ENTRIES SHOWN
# # # # #

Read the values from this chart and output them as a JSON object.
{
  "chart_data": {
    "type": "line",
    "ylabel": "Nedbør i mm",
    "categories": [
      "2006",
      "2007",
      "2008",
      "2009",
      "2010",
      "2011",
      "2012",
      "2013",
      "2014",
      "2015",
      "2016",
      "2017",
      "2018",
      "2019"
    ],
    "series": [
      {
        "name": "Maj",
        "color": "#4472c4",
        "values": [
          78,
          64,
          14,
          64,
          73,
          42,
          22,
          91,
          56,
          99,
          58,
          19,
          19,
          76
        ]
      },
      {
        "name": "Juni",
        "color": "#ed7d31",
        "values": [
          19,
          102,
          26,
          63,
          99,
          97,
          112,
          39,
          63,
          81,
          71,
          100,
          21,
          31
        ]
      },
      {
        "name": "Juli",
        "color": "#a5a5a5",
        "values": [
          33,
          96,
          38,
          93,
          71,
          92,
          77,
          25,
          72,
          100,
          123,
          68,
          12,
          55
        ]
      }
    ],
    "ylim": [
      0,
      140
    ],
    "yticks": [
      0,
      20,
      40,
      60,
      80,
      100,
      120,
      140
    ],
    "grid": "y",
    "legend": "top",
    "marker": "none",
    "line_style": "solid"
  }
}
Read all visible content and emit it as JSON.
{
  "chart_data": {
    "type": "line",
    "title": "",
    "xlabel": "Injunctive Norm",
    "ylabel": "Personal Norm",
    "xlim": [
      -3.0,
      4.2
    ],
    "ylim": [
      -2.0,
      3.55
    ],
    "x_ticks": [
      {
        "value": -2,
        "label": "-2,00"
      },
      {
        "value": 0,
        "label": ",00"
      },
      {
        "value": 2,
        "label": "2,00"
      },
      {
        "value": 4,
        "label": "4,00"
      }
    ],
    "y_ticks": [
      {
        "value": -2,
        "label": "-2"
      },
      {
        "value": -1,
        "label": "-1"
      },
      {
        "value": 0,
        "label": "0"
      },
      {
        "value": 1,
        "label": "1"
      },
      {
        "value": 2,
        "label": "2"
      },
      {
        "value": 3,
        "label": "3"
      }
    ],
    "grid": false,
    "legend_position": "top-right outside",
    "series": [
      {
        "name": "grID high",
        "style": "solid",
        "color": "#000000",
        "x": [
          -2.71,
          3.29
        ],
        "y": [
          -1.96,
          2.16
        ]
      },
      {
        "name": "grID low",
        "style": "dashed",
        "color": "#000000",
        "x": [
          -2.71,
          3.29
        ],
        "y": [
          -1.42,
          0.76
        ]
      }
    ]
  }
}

# # # # #

PROBLEM DESCRIPTION
Without omitting anything, output the entries exactly.

RESPONSE TO THIS EXERCISE
Read the values from this chart and output them as a JSON object.
{
  "chart_data": {
    "type": "line",
    "ylabel": "Nedbør i mm",
    "categories": [
      "2006",
      "2007",
      "2008",
      "2009",
      "2010",
      "2011",
      "2012",
      "2013",
      "2014",
      "2015",
      "2016",
      "2017",
      "2018",
      "2019"
    ],
    "series": [
      {
        "name": "Maj",
        "color": "#4472c4",
        "values": [
          78,
          64,
          14,
          64,
          73,
          42,
          22,
          91,
          56,
          99,
          58,
          19,
          19,
          76
        ]
      },
      {
        "name": "Juni",
        "color": "#ed7d31",
        "values": [
          19,
          102,
          26,
          63,
          99,
          97,
          112,
          39,
          63,
          81,
          71,
          100,
          21,
          31
        ]
      },
      {
        "name": "Juli",
        "color": "#a5a5a5",
        "values": [
          33,
          96,
          38,
          93,
          71,
          92,
          77,
          25,
          72,
          100,
          123,
          68,
          12,
          55
        ]
      }
    ],
    "ylim": [
      0,
      140
    ],
    "yticks": [
      0,
      20,
      40,
      60,
      80,
      100,
      120,
      140
    ],
    "grid": "y",
    "legend": "top",
    "marker": "none",
    "line_style": "solid"
  }
}
Read all visible content and emit it as JSON.
{
  "chart_data": {
    "type": "line",
    "title": "",
    "xlabel": "Injunctive Norm",
    "ylabel": "Personal Norm",
    "xlim": [
      -3.0,
      4.2
    ],
    "ylim": [
      -2.0,
      3.55
    ],
    "x_ticks": [
      {
        "value": -2,
        "label": "-2,00"
      },
      {
        "value": 0,
        "label": ",00"
      },
      {
        "value": 2,
        "label": "2,00"
      },
      {
        "value": 4,
        "label": "4,00"
      }
    ],
    "y_ticks": [
      {
        "value": -2,
        "label": "-2"
      },
      {
        "value": -1,
        "label": "-1"
      },
      {
        "value": 0,
        "label": "0"
      },
      {
        "value": 1,
        "label": "1"
      },
      {
        "value": 2,
        "label": "2"
      },
      {
        "value": 3,
        "label": "3"
      }
    ],
    "grid": false,
    "legend_position": "top-right outside",
    "series": [
      {
        "name": "grID high",
        "style": "solid",
        "color": "#000000",
        "x": [
          -2.71,
          3.29
        ],
        "y": [
          -1.96,
          2.16
        ]
      },
      {
        "name": "grID low",
        "style": "dashed",
        "color": "#000000",
        "x": [
          -2.71,
          3.29
        ],
        "y": [
          -1.42,
          0.76
        ]
      }
    ]
  }
}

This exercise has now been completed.